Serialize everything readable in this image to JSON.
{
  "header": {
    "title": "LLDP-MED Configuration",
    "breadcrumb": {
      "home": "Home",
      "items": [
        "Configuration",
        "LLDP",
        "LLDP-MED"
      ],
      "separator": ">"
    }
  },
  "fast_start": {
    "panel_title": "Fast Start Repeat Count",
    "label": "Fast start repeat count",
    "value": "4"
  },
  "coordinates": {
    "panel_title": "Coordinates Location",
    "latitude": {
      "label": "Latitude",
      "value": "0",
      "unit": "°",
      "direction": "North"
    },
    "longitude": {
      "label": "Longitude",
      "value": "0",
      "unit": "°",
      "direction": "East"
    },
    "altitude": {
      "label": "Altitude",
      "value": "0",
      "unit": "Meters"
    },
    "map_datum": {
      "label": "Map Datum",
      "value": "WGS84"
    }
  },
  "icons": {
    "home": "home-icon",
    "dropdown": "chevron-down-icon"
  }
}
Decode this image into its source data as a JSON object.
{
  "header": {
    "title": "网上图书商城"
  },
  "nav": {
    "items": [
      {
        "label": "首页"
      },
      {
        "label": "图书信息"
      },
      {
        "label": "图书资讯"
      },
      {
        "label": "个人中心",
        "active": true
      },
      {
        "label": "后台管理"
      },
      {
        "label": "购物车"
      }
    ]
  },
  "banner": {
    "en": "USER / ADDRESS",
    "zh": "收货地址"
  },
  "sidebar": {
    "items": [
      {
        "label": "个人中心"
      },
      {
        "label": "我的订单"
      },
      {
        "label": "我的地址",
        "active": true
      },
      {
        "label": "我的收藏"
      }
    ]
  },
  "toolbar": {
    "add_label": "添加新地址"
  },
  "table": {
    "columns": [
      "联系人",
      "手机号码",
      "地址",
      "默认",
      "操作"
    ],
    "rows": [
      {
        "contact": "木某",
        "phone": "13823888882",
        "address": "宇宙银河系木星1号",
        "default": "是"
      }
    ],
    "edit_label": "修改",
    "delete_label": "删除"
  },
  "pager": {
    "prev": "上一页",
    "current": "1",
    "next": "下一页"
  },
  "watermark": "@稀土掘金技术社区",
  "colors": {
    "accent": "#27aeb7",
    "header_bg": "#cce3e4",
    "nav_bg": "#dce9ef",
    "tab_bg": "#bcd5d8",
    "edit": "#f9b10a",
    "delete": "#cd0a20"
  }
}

=== Short exercise ===
Copy out all of the records shown above exactly.

=== Solution to the exercise ===
Serialize everything readable in this image to JSON.
{
  "header": {
    "title": "LLDP-MED Configuration",
    "breadcrumb": {
      "home": "Home",
      "items": [
        "Configuration",
        "LLDP",
        "LLDP-MED"
      ],
      "separator": ">"
    }
  },
  "fast_start": {
    "panel_title": "Fast Start Repeat Count",
    "label": "Fast start repeat count",
    "value": "4"
  },
  "coordinates": {
    "panel_title": "Coordinates Location",
    "latitude": {
      "label": "Latitude",
      "value": "0",
      "unit": "°",
      "direction": "North"
    },
    "longitude": {
      "label": "Longitude",
      "value": "0",
      "unit": "°",
      "direction": "East"
    },
    "altitude": {
      "label": "Altitude",
      "value": "0",
      "unit": "Meters"
    },
    "map_datum": {
      "label": "Map Datum",
      "value": "WGS84"
    }
  },
  "icons": {
    "home": "home-icon",
    "dropdown": "chevron-down-icon"
  }
}
Decode this image into its source data as a JSON object.
{
  "header": {
    "title": "网上图书商城"
  },
  "nav": {
    "items": [
      {
        "label": "首页"
      },
      {
        "label": "图书信息"
      },
      {
        "label": "图书资讯"
      },
      {
        "label": "个人中心",
        "active": true
      },
      {
        "label": "后台管理"
      },
      {
        "label": "购物车"
      }
    ]
  },
  "banner": {
    "en": "USER / ADDRESS",
    "zh": "收货地址"
  },
  "sidebar": {
    "items": [
      {
        "label": "个人中心"
      },
      {
        "label": "我的订单"
      },
      {
        "label": "我的地址",
        "active": true
      },
      {
        "label": "我的收藏"
      }
    ]
  },
  "toolbar": {
    "add_label": "添加新地址"
  },
  "table": {
    "columns": [
      "联系人",
      "手机号码",
      "地址",
      "默认",
      "操作"
    ],
    "rows": [
      {
        "contact": "木某",
        "phone": "13823888882",
        "address": "宇宙银河系木星1号",
        "default": "是"
      }
    ],
    "edit_label": "修改",
    "delete_label": "删除"
  },
  "pager": {
    "prev": "上一页",
    "current": "1",
    "next": "下一页"
  },
  "watermark": "@稀土掘金技术社区",
  "colors": {
    "accent": "#27aeb7",
    "header_bg": "#cce3e4",
    "nav_bg": "#dce9ef",
    "tab_bg": "#bcd5d8",
    "edit": "#f9b10a",
    "delete": "#cd0a20"
  }
}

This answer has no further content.